▶ _Written instruction_
Copy every line in the records below that contains the word "форме".

▶ _Given records_
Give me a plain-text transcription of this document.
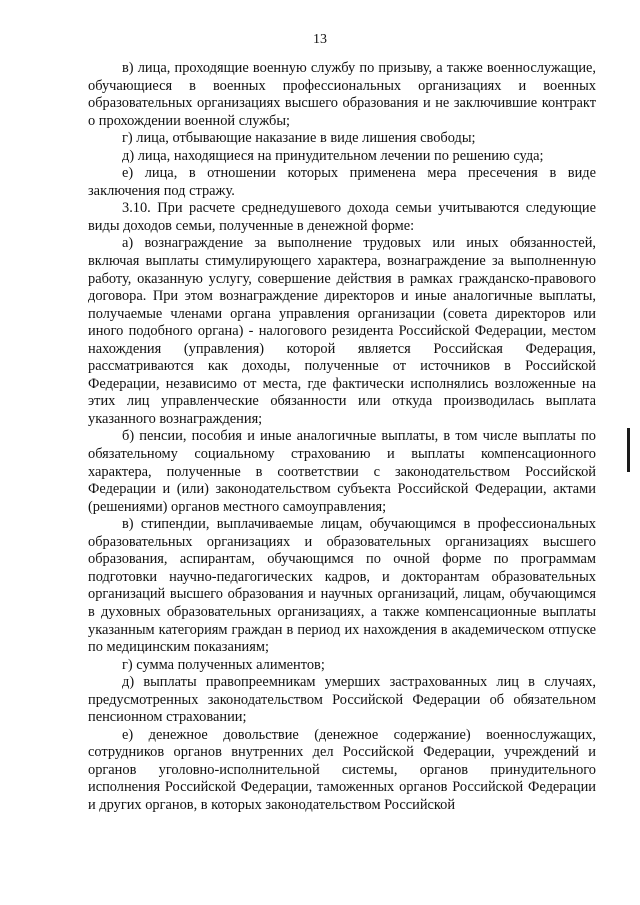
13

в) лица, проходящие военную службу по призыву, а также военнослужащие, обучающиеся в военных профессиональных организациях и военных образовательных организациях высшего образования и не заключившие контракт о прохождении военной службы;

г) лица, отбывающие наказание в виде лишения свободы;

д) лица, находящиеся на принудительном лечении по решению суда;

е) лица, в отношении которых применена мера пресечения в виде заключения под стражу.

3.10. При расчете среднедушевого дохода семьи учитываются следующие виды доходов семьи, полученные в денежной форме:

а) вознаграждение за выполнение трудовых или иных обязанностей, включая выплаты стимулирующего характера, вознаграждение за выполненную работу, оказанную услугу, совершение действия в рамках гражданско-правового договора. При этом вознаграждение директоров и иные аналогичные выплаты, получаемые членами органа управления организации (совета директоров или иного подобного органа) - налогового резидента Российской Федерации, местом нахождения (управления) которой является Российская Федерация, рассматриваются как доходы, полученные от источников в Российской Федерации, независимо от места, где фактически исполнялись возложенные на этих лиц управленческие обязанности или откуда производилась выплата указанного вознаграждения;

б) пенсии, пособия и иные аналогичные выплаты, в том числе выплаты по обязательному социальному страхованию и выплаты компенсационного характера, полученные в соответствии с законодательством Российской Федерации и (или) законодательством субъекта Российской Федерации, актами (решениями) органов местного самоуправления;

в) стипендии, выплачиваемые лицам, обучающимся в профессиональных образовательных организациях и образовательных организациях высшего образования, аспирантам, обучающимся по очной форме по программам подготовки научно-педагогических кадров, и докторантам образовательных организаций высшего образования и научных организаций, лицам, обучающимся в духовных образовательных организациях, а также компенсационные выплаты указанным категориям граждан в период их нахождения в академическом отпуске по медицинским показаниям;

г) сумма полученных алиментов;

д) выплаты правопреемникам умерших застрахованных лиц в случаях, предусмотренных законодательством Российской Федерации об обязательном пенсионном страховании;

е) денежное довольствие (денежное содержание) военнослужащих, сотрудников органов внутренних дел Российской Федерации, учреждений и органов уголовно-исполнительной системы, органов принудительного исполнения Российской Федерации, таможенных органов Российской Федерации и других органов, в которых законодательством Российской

▶ _Output of the task_
3.10. При расчете среднедушевого дохода семьи учитываются следующие виды доходов семьи, полученные в денежной форме:
в) стипендии, выплачиваемые лицам, обучающимся в профессиональных образовательных организациях и образовательных организациях высшего образования, аспирантам, обучающимся по очной форме по программам подготовки научно-педагогических кадров, и докторантам образовательных организаций высшего образования и научных организаций, лицам, обучающимся в духовных образовательных организациях, а также компенсационные выплаты указанным категориям граждан в период их нахождения в академическом отпуске по медицинским показаниям;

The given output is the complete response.